REQUIREMENT
Once the pictures are set aside, transcribe the remaining data exactly.

EXTRACTED INFORMATION
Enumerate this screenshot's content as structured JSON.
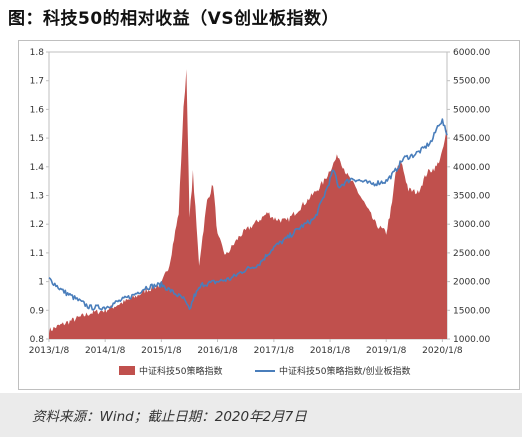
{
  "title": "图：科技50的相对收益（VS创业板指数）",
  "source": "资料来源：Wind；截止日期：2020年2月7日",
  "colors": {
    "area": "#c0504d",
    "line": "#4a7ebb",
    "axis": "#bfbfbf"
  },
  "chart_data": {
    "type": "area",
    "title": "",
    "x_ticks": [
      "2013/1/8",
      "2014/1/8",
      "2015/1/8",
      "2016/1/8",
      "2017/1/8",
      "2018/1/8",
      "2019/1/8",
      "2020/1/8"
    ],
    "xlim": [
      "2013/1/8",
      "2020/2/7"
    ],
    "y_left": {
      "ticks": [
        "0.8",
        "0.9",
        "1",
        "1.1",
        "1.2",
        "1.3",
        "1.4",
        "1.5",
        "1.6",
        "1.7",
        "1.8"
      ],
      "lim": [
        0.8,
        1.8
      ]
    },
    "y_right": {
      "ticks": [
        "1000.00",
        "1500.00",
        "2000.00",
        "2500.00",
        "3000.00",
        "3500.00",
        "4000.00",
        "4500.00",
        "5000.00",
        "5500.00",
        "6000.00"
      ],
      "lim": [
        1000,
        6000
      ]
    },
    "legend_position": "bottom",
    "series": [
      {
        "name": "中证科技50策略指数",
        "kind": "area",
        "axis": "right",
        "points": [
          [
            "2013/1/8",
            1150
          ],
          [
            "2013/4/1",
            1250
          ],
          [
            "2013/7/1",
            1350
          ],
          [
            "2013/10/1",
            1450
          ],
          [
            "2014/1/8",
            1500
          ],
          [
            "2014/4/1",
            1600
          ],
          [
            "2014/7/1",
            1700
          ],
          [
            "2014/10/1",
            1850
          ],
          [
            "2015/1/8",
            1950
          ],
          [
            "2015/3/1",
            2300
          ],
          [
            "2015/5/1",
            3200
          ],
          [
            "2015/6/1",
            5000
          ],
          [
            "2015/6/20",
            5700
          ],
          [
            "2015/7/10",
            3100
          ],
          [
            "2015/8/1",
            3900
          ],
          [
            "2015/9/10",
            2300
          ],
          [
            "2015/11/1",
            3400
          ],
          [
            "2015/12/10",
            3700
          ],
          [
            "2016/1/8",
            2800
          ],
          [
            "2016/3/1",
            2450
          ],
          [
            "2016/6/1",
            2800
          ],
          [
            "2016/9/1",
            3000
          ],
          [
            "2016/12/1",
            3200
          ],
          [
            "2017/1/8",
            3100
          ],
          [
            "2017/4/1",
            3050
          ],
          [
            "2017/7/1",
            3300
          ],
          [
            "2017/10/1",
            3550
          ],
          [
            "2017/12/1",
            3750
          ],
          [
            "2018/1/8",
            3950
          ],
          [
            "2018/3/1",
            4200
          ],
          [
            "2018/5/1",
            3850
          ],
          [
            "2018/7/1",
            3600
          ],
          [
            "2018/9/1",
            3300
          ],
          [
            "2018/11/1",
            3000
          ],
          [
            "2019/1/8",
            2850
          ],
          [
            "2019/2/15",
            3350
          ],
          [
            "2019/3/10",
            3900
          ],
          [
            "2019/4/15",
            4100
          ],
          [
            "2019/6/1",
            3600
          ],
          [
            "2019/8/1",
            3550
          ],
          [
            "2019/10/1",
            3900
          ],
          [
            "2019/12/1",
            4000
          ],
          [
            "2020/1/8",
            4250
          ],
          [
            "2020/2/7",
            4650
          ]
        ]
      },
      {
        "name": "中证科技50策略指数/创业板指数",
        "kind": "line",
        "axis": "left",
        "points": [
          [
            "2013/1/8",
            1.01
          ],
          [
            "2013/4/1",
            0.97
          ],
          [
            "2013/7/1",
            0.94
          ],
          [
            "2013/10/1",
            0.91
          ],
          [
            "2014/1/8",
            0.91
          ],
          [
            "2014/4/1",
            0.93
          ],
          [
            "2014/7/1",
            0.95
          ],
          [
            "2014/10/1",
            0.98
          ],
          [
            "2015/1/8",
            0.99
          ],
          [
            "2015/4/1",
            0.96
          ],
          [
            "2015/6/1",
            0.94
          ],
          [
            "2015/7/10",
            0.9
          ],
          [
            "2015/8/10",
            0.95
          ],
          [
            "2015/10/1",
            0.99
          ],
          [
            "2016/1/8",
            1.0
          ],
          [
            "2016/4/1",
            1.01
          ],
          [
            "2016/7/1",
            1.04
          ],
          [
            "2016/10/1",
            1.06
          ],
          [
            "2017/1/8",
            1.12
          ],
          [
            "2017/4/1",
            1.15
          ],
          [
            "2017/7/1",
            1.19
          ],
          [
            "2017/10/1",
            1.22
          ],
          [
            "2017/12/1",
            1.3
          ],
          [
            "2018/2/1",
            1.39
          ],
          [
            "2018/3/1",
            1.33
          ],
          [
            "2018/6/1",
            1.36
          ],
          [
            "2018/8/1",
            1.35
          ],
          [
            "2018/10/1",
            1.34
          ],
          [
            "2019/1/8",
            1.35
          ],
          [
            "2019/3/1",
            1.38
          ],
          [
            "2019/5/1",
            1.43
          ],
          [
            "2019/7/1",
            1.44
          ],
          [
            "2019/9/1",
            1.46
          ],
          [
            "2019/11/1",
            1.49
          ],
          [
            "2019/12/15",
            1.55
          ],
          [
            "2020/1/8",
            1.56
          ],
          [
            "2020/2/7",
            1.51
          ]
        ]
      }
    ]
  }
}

FINAL RESULT
Enumerate this screenshot's content as structured JSON.
{
  "title": "图：科技50的相对收益（VS创业板指数）",
  "source": "资料来源：Wind；截止日期：2020年2月7日",
  "colors": {
    "area": "#c0504d",
    "line": "#4a7ebb",
    "axis": "#bfbfbf"
  },
  "chart_data": {
    "type": "area",
    "title": "",
    "x_ticks": [
      "2013/1/8",
      "2014/1/8",
      "2015/1/8",
      "2016/1/8",
      "2017/1/8",
      "2018/1/8",
      "2019/1/8",
      "2020/1/8"
    ],
    "xlim": [
      "2013/1/8",
      "2020/2/7"
    ],
    "y_left": {
      "ticks": [
        "0.8",
        "0.9",
        "1",
        "1.1",
        "1.2",
        "1.3",
        "1.4",
        "1.5",
        "1.6",
        "1.7",
        "1.8"
      ],
      "lim": [
        0.8,
        1.8
      ]
    },
    "y_right": {
      "ticks": [
        "1000.00",
        "1500.00",
        "2000.00",
        "2500.00",
        "3000.00",
        "3500.00",
        "4000.00",
        "4500.00",
        "5000.00",
        "5500.00",
        "6000.00"
      ],
      "lim": [
        1000,
        6000
      ]
    },
    "legend_position": "bottom",
    "series": [
      {
        "name": "中证科技50策略指数",
        "kind": "area",
        "axis": "right",
        "points": [
          [
            "2013/1/8",
            1150
          ],
          [
            "2013/4/1",
            1250
          ],
          [
            "2013/7/1",
            1350
          ],
          [
            "2013/10/1",
            1450
          ],
          [
            "2014/1/8",
            1500
          ],
          [
            "2014/4/1",
            1600
          ],
          [
            "2014/7/1",
            1700
          ],
          [
            "2014/10/1",
            1850
          ],
          [
            "2015/1/8",
            1950
          ],
          [
            "2015/3/1",
            2300
          ],
          [
            "2015/5/1",
            3200
          ],
          [
            "2015/6/1",
            5000
          ],
          [
            "2015/6/20",
            5700
          ],
          [
            "2015/7/10",
            3100
          ],
          [
            "2015/8/1",
            3900
          ],
          [
            "2015/9/10",
            2300
          ],
          [
            "2015/11/1",
            3400
          ],
          [
            "2015/12/10",
            3700
          ],
          [
            "2016/1/8",
            2800
          ],
          [
            "2016/3/1",
            2450
          ],
          [
            "2016/6/1",
            2800
          ],
          [
            "2016/9/1",
            3000
          ],
          [
            "2016/12/1",
            3200
          ],
          [
            "2017/1/8",
            3100
          ],
          [
            "2017/4/1",
            3050
          ],
          [
            "2017/7/1",
            3300
          ],
          [
            "2017/10/1",
            3550
          ],
          [
            "2017/12/1",
            3750
          ],
          [
            "2018/1/8",
            3950
          ],
          [
            "2018/3/1",
            4200
          ],
          [
            "2018/5/1",
            3850
          ],
          [
            "2018/7/1",
            3600
          ],
          [
            "2018/9/1",
            3300
          ],
          [
            "2018/11/1",
            3000
          ],
          [
            "2019/1/8",
            2850
          ],
          [
            "2019/2/15",
            3350
          ],
          [
            "2019/3/10",
            3900
          ],
          [
            "2019/4/15",
            4100
          ],
          [
            "2019/6/1",
            3600
          ],
          [
            "2019/8/1",
            3550
          ],
          [
            "2019/10/1",
            3900
          ],
          [
            "2019/12/1",
            4000
          ],
          [
            "2020/1/8",
            4250
          ],
          [
            "2020/2/7",
            4650
          ]
        ]
      },
      {
        "name": "中证科技50策略指数/创业板指数",
        "kind": "line",
        "axis": "left",
        "points": [
          [
            "2013/1/8",
            1.01
          ],
          [
            "2013/4/1",
            0.97
          ],
          [
            "2013/7/1",
            0.94
          ],
          [
            "2013/10/1",
            0.91
          ],
          [
            "2014/1/8",
            0.91
          ],
          [
            "2014/4/1",
            0.93
          ],
          [
            "2014/7/1",
            0.95
          ],
          [
            "2014/10/1",
            0.98
          ],
          [
            "2015/1/8",
            0.99
          ],
          [
            "2015/4/1",
            0.96
          ],
          [
            "2015/6/1",
            0.94
          ],
          [
            "2015/7/10",
            0.9
          ],
          [
            "2015/8/10",
            0.95
          ],
          [
            "2015/10/1",
            0.99
          ],
          [
            "2016/1/8",
            1.0
          ],
          [
            "2016/4/1",
            1.01
          ],
          [
            "2016/7/1",
            1.04
          ],
          [
            "2016/10/1",
            1.06
          ],
          [
            "2017/1/8",
            1.12
          ],
          [
            "2017/4/1",
            1.15
          ],
          [
            "2017/7/1",
            1.19
          ],
          [
            "2017/10/1",
            1.22
          ],
          [
            "2017/12/1",
            1.3
          ],
          [
            "2018/2/1",
            1.39
          ],
          [
            "2018/3/1",
            1.33
          ],
          [
            "2018/6/1",
            1.36
          ],
          [
            "2018/8/1",
            1.35
          ],
          [
            "2018/10/1",
            1.34
          ],
          [
            "2019/1/8",
            1.35
          ],
          [
            "2019/3/1",
            1.38
          ],
          [
            "2019/5/1",
            1.43
          ],
          [
            "2019/7/1",
            1.44
          ],
          [
            "2019/9/1",
            1.46
          ],
          [
            "2019/11/1",
            1.49
          ],
          [
            "2019/12/15",
            1.55
          ],
          [
            "2020/1/8",
            1.56
          ],
          [
            "2020/2/7",
            1.51
          ]
        ]
      }
    ]
  }
}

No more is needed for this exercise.